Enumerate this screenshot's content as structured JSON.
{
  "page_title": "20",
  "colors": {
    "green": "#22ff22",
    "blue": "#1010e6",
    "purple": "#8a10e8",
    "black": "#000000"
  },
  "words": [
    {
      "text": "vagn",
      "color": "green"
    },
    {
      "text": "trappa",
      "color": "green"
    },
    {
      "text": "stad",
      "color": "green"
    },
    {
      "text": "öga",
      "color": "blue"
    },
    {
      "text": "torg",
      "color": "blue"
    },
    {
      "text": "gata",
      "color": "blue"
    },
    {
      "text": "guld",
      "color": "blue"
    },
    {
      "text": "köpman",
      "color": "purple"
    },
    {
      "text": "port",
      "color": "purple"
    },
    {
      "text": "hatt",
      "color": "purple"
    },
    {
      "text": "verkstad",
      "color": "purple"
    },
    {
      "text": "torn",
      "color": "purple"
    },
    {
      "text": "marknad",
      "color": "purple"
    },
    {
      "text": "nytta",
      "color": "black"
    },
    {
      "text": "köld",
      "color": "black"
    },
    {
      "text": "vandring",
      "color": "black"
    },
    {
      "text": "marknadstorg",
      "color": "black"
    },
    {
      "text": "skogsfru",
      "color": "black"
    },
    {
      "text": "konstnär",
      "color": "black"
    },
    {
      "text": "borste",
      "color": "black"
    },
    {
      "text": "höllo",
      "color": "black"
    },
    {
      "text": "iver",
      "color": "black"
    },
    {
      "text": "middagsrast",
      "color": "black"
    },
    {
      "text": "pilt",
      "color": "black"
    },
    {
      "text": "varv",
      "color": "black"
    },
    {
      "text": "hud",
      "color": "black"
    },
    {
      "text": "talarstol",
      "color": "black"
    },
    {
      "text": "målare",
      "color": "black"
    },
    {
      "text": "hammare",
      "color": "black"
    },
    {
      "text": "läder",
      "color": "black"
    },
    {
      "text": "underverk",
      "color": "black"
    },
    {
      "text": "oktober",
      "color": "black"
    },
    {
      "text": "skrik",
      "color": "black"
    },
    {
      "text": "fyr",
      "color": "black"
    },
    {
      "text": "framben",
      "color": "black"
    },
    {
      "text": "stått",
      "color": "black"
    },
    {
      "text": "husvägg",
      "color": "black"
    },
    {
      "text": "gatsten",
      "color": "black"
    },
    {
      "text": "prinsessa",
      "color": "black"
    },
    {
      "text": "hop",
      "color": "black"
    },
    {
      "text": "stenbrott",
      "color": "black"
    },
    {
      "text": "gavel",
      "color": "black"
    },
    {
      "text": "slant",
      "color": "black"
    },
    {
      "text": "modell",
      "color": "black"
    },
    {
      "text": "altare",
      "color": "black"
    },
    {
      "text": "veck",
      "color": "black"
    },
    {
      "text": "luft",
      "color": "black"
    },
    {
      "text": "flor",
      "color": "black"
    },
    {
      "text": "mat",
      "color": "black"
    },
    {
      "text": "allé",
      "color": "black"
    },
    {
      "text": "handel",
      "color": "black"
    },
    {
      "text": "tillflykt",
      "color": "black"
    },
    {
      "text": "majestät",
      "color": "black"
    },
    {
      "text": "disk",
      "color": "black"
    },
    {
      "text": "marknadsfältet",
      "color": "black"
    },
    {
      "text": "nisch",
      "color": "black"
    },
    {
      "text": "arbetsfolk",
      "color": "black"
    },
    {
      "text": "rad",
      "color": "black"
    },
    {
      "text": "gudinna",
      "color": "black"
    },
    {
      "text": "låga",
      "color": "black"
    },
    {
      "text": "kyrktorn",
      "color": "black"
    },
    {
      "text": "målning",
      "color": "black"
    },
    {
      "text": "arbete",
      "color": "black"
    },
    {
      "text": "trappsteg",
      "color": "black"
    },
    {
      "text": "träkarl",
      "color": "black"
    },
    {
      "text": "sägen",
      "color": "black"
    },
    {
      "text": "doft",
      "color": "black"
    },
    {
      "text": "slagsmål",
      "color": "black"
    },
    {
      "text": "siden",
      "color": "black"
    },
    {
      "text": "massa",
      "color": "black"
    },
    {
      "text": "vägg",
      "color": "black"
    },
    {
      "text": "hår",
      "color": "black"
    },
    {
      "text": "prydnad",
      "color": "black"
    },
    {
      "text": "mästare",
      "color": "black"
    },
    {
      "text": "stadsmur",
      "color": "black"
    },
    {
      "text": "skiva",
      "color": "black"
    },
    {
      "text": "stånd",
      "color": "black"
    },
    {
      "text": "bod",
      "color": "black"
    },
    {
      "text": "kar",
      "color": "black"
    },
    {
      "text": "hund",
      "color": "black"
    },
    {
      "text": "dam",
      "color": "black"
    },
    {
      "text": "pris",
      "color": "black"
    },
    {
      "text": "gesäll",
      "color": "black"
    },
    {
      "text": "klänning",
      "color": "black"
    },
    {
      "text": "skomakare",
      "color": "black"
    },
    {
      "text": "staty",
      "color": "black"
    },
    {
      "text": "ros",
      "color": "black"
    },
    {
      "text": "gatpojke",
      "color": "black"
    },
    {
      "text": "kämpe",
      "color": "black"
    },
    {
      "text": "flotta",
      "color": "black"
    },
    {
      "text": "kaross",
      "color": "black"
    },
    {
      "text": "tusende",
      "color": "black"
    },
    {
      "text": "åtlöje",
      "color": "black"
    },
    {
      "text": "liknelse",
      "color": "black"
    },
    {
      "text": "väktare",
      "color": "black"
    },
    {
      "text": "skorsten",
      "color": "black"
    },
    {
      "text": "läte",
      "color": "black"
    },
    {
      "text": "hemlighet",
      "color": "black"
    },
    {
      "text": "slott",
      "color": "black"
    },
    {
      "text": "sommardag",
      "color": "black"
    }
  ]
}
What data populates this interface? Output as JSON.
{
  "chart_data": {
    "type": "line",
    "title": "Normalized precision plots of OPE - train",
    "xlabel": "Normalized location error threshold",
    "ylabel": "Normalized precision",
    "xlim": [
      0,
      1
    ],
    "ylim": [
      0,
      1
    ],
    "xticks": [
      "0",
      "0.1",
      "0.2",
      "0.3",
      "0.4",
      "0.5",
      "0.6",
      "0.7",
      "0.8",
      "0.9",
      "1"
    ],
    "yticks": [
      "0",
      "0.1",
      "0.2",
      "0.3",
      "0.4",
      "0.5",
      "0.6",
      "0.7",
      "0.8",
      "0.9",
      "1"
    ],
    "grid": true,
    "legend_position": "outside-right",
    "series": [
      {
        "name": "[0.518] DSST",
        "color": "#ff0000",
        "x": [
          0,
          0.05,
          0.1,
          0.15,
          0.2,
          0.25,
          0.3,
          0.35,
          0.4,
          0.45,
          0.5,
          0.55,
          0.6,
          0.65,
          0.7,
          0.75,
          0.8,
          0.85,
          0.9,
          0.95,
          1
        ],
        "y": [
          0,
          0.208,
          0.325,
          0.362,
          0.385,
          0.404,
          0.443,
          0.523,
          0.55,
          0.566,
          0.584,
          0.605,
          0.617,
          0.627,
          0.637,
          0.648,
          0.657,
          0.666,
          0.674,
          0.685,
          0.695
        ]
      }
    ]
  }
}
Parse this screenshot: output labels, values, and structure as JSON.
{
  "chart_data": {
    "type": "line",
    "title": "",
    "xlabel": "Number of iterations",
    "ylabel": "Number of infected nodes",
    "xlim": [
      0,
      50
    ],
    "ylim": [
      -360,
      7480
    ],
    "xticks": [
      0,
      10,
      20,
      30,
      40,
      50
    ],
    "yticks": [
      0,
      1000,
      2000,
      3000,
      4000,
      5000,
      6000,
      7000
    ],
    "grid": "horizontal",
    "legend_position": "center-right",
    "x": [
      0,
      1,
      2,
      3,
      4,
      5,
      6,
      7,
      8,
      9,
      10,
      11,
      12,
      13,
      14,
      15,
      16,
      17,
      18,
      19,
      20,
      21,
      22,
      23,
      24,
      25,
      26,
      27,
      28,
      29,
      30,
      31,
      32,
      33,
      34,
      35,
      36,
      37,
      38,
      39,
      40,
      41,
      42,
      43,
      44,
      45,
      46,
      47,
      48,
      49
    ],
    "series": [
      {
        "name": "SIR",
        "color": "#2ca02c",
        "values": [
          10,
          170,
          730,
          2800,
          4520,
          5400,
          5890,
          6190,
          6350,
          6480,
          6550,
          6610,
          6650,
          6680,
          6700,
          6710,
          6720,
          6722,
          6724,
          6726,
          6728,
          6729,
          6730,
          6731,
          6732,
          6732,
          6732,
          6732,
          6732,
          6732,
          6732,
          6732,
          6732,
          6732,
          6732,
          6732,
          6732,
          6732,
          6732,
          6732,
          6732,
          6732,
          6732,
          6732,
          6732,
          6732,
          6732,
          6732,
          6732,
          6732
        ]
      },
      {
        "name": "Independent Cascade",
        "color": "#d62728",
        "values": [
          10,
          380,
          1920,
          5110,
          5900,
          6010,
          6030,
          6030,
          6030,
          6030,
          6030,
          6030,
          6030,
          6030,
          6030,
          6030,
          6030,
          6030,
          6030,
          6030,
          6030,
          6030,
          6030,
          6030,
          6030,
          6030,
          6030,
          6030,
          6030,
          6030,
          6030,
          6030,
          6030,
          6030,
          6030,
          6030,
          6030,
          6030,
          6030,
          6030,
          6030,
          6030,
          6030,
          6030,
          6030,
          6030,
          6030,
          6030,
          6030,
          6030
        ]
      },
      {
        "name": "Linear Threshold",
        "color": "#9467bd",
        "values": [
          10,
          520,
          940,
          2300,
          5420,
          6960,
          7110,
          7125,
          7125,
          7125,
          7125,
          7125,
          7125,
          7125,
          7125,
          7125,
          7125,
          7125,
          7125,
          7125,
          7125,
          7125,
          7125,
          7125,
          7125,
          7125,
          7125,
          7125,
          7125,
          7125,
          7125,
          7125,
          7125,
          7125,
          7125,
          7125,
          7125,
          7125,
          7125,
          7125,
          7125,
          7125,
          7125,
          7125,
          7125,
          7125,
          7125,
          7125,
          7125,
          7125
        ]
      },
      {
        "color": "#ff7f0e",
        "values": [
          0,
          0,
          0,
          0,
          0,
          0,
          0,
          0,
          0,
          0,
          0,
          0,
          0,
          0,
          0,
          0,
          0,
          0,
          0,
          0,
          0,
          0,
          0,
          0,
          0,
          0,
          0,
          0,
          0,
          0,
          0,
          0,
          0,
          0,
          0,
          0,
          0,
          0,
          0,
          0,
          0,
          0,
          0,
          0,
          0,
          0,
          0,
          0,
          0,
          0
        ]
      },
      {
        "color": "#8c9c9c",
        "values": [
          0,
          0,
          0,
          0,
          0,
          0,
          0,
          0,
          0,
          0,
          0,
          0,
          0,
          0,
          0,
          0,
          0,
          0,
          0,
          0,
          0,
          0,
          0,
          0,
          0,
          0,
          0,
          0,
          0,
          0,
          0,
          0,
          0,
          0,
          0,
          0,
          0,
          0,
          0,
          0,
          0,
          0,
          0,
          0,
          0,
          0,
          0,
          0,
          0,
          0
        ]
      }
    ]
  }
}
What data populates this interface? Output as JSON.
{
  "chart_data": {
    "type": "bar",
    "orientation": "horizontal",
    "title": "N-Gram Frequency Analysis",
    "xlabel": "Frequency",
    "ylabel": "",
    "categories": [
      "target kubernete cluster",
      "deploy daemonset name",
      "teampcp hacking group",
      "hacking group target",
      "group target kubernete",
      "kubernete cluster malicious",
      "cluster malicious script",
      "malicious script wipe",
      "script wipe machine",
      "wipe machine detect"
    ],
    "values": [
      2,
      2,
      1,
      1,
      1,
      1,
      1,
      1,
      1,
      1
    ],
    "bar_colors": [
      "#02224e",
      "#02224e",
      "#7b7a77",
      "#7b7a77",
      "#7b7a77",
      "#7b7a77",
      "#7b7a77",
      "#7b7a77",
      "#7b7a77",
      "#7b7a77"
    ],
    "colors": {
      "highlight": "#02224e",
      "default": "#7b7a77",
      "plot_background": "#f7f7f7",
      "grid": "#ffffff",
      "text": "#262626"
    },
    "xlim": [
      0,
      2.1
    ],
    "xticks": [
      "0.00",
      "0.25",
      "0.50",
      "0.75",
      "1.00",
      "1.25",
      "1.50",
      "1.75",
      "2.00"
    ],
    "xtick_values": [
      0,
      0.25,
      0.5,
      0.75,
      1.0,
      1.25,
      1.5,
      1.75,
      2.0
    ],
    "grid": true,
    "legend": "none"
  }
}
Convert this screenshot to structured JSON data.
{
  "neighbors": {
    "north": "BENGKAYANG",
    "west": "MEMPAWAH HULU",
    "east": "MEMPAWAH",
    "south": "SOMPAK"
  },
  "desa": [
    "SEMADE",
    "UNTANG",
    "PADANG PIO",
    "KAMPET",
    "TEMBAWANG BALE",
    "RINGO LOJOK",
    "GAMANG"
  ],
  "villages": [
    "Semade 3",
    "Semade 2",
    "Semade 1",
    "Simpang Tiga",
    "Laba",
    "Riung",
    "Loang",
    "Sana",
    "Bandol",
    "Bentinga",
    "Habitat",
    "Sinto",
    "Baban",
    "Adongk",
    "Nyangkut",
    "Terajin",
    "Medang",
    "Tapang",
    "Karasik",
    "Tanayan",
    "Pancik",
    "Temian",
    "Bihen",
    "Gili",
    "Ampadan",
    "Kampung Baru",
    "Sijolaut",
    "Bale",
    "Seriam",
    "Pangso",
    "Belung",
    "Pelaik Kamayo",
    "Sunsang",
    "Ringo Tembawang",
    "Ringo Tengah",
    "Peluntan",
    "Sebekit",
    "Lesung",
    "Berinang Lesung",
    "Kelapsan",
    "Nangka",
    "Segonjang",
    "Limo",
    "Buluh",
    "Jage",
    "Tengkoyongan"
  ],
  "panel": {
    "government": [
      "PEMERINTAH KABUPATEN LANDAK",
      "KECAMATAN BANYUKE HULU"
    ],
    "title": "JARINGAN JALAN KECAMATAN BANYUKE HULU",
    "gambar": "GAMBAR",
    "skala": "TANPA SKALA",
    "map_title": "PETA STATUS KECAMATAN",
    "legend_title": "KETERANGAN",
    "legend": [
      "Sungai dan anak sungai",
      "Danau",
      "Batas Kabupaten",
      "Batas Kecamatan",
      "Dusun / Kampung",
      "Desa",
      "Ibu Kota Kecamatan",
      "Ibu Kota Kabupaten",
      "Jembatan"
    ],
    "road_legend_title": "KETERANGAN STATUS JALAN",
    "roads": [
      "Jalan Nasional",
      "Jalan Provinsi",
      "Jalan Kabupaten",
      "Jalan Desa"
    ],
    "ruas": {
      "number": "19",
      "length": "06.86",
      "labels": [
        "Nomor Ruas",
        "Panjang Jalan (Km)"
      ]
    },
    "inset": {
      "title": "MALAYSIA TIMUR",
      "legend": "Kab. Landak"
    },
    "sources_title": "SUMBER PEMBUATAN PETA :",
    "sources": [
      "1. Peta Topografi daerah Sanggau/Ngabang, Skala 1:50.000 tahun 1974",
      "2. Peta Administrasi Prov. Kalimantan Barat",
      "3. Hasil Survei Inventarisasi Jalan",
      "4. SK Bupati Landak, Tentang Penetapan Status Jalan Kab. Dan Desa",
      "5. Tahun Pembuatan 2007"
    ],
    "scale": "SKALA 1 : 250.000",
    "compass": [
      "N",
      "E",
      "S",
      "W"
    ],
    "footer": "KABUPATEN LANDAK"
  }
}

• **Task details**: Report the number of lines in the listing where the string "target" appears, and nothing besides.

• **The completed task**: 3